◆ YOUR OBJECTIVE
Copy every line from the records below that holds the word "Parse".

◆ EXERCISE INPUT
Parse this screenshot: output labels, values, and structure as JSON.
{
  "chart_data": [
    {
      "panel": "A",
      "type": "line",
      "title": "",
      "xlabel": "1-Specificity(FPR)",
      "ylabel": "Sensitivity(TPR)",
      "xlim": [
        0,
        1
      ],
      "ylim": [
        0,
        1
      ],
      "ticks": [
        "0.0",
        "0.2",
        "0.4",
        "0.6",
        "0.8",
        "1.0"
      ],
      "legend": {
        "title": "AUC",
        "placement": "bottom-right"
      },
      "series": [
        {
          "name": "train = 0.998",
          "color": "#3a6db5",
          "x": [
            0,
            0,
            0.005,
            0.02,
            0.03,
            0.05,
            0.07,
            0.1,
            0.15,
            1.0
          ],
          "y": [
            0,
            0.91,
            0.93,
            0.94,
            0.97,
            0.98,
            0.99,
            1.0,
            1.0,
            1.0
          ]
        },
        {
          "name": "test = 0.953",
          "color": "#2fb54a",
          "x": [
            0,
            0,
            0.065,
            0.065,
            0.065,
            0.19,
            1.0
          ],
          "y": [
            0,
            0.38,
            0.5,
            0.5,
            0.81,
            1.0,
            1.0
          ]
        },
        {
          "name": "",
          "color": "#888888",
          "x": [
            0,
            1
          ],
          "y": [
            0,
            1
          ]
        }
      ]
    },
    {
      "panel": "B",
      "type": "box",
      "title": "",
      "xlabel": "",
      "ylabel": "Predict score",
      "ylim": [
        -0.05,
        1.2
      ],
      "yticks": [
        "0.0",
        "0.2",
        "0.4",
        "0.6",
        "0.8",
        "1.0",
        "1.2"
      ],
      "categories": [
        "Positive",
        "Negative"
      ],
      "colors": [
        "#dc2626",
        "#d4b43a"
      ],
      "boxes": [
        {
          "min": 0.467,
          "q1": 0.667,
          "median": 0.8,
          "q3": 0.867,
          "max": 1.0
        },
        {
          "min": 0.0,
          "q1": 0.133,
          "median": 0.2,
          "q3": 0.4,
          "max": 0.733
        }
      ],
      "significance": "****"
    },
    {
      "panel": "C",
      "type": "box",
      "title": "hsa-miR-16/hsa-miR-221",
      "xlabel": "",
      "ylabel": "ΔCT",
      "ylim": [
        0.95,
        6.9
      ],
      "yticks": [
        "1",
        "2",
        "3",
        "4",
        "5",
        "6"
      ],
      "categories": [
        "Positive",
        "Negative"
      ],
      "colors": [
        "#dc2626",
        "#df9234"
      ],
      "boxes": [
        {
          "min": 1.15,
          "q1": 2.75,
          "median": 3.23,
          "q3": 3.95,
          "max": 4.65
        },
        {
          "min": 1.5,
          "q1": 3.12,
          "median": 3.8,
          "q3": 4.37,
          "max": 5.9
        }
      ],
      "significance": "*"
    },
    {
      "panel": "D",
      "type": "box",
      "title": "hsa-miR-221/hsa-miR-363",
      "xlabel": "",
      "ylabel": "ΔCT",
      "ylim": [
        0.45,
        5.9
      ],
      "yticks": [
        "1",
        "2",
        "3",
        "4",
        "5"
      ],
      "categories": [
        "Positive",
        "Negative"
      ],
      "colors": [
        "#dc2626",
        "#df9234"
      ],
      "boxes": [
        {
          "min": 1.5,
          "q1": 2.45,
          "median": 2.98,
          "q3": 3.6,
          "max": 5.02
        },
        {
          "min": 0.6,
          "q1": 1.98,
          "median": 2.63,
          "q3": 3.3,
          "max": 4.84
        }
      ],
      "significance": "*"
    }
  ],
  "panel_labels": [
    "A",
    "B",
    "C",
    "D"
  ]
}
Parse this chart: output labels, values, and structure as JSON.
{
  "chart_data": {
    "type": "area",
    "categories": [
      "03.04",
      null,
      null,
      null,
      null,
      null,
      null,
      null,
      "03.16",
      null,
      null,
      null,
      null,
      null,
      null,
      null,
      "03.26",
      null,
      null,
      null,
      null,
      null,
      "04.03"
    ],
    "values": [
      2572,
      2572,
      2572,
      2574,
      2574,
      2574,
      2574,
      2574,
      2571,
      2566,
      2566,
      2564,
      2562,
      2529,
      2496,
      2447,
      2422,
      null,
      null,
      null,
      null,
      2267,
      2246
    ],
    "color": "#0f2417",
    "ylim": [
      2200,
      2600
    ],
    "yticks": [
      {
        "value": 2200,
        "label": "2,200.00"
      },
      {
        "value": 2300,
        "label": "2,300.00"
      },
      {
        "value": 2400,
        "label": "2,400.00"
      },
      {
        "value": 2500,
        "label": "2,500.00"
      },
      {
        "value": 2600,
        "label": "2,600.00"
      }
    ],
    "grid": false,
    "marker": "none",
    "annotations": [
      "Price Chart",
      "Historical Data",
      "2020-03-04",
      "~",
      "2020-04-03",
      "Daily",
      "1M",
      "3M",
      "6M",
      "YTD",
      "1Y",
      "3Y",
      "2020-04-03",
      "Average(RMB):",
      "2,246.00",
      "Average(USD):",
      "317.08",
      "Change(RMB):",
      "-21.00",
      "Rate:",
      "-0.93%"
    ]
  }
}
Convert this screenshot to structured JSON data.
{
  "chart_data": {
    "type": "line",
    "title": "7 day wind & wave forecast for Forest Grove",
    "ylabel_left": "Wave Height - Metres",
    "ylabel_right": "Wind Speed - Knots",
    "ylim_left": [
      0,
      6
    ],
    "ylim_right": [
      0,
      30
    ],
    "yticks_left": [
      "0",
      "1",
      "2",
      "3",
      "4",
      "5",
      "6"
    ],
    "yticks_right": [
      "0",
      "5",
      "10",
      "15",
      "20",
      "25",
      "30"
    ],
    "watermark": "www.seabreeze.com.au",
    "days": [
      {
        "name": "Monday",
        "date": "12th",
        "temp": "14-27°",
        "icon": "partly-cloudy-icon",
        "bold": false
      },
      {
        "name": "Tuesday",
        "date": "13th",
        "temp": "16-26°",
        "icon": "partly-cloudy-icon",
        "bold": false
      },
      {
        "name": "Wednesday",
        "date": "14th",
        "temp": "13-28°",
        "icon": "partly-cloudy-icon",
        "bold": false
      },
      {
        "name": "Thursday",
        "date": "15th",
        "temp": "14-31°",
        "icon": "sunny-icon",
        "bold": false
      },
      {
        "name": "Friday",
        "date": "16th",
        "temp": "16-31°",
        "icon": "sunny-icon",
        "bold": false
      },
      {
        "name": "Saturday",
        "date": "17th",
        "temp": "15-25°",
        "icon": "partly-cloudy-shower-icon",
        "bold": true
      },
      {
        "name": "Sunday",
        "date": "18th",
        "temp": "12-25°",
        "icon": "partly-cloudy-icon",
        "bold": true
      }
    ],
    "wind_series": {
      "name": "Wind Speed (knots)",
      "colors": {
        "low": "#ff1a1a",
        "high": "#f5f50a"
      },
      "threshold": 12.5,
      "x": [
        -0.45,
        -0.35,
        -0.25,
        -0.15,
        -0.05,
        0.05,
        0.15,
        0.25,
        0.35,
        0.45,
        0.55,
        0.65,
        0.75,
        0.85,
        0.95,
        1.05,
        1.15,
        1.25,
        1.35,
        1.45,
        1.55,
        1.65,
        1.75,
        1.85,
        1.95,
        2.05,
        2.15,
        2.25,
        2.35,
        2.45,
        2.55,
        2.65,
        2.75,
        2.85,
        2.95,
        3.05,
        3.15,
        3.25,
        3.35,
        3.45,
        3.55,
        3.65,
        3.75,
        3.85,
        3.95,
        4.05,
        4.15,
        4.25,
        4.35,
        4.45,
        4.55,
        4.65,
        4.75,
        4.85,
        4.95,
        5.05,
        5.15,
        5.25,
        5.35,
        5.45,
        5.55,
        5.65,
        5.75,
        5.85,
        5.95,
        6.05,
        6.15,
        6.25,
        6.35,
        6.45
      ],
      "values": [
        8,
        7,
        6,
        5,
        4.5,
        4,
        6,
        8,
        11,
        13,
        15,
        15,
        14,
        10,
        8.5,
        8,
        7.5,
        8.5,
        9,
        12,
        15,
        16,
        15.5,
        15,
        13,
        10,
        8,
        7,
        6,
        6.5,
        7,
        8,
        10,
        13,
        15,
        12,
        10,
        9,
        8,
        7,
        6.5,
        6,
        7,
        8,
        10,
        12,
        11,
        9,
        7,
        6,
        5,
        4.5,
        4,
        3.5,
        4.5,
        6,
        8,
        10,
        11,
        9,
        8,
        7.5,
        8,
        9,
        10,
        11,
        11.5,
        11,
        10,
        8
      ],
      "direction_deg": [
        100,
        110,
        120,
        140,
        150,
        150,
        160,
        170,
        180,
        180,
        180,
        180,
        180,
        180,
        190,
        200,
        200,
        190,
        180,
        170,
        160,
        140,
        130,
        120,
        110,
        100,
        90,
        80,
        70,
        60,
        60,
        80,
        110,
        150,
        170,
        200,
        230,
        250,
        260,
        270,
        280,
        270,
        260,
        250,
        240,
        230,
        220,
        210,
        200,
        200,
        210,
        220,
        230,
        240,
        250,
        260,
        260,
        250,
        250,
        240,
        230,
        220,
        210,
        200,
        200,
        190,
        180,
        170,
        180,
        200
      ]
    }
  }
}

◆ WORKED ANSWER
Parse this screenshot: output labels, values, and structure as JSON.
Parse this chart: output labels, values, and structure as JSON.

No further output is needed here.